TASK DATA
>> Start

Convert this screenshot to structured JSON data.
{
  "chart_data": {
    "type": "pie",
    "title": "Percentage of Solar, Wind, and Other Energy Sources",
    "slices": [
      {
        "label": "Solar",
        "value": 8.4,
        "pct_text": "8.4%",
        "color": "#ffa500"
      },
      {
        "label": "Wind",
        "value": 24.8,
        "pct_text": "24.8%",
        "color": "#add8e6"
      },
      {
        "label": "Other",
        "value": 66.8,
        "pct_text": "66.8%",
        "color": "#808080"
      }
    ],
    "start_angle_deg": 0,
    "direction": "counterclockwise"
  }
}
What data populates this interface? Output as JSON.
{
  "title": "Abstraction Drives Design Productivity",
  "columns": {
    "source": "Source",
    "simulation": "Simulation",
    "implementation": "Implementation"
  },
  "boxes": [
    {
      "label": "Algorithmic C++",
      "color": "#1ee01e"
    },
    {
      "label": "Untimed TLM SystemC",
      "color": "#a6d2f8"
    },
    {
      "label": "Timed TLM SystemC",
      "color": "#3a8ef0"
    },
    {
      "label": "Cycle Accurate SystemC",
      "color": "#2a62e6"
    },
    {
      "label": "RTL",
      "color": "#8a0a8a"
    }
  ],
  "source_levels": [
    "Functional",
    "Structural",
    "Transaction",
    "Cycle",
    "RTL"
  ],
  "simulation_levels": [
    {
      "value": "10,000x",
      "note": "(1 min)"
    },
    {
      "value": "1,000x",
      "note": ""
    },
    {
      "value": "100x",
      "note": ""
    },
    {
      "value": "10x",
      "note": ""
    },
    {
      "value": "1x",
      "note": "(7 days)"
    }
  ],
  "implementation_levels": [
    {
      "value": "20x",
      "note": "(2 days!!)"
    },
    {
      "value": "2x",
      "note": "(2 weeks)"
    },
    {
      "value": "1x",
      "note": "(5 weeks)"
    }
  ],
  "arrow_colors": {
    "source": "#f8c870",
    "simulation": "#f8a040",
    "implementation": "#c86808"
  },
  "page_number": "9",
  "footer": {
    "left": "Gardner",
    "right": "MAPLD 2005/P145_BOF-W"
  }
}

>> End

PROBLEM DETAILS
Copy out all the entries shown above, character for character.

OUTPUT OF THE TASK
Convert this screenshot to structured JSON data.
{
  "chart_data": {
    "type": "pie",
    "title": "Percentage of Solar, Wind, and Other Energy Sources",
    "slices": [
      {
        "label": "Solar",
        "value": 8.4,
        "pct_text": "8.4%",
        "color": "#ffa500"
      },
      {
        "label": "Wind",
        "value": 24.8,
        "pct_text": "24.8%",
        "color": "#add8e6"
      },
      {
        "label": "Other",
        "value": 66.8,
        "pct_text": "66.8%",
        "color": "#808080"
      }
    ],
    "start_angle_deg": 0,
    "direction": "counterclockwise"
  }
}
What data populates this interface? Output as JSON.
{
  "title": "Abstraction Drives Design Productivity",
  "columns": {
    "source": "Source",
    "simulation": "Simulation",
    "implementation": "Implementation"
  },
  "boxes": [
    {
      "label": "Algorithmic C++",
      "color": "#1ee01e"
    },
    {
      "label": "Untimed TLM SystemC",
      "color": "#a6d2f8"
    },
    {
      "label": "Timed TLM SystemC",
      "color": "#3a8ef0"
    },
    {
      "label": "Cycle Accurate SystemC",
      "color": "#2a62e6"
    },
    {
      "label": "RTL",
      "color": "#8a0a8a"
    }
  ],
  "source_levels": [
    "Functional",
    "Structural",
    "Transaction",
    "Cycle",
    "RTL"
  ],
  "simulation_levels": [
    {
      "value": "10,000x",
      "note": "(1 min)"
    },
    {
      "value": "1,000x",
      "note": ""
    },
    {
      "value": "100x",
      "note": ""
    },
    {
      "value": "10x",
      "note": ""
    },
    {
      "value": "1x",
      "note": "(7 days)"
    }
  ],
  "implementation_levels": [
    {
      "value": "20x",
      "note": "(2 days!!)"
    },
    {
      "value": "2x",
      "note": "(2 weeks)"
    },
    {
      "value": "1x",
      "note": "(5 weeks)"
    }
  ],
  "arrow_colors": {
    "source": "#f8c870",
    "simulation": "#f8a040",
    "implementation": "#c86808"
  },
  "page_number": "9",
  "footer": {
    "left": "Gardner",
    "right": "MAPLD 2005/P145_BOF-W"
  }
}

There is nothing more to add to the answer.